=== Your task ===
Output the records exactly. Include every line.

##### Supplied records

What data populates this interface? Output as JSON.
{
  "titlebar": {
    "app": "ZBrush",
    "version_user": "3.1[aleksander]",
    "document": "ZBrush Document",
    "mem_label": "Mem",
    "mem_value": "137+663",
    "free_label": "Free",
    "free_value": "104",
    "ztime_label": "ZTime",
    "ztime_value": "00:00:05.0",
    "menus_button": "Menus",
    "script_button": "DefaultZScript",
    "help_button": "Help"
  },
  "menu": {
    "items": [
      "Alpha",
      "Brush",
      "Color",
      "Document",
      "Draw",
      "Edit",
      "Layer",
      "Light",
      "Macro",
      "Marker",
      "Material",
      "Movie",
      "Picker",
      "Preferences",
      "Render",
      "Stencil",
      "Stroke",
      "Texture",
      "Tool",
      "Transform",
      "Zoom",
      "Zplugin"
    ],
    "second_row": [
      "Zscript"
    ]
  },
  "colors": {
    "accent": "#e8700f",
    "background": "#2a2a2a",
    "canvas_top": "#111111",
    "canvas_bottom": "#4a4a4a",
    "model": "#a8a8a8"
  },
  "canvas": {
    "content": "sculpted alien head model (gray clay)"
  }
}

##########

=== Written solution ===
What data populates this interface? Output as JSON.
{
  "titlebar": {
    "app": "ZBrush",
    "version_user": "3.1[aleksander]",
    "document": "ZBrush Document",
    "mem_label": "Mem",
    "mem_value": "137+663",
    "free_label": "Free",
    "free_value": "104",
    "ztime_label": "ZTime",
    "ztime_value": "00:00:05.0",
    "menus_button": "Menus",
    "script_button": "DefaultZScript",
    "help_button": "Help"
  },
  "menu": {
    "items": [
      "Alpha",
      "Brush",
      "Color",
      "Document",
      "Draw",
      "Edit",
      "Layer",
      "Light",
      "Macro",
      "Marker",
      "Material",
      "Movie",
      "Picker",
      "Preferences",
      "Render",
      "Stencil",
      "Stroke",
      "Texture",
      "Tool",
      "Transform",
      "Zoom",
      "Zplugin"
    ],
    "second_row": [
      "Zscript"
    ]
  },
  "colors": {
    "accent": "#e8700f",
    "background": "#2a2a2a",
    "canvas_top": "#111111",
    "canvas_bottom": "#4a4a4a",
    "model": "#a8a8a8"
  },
  "canvas": {
    "content": "sculpted alien head model (gray clay)"
  }
}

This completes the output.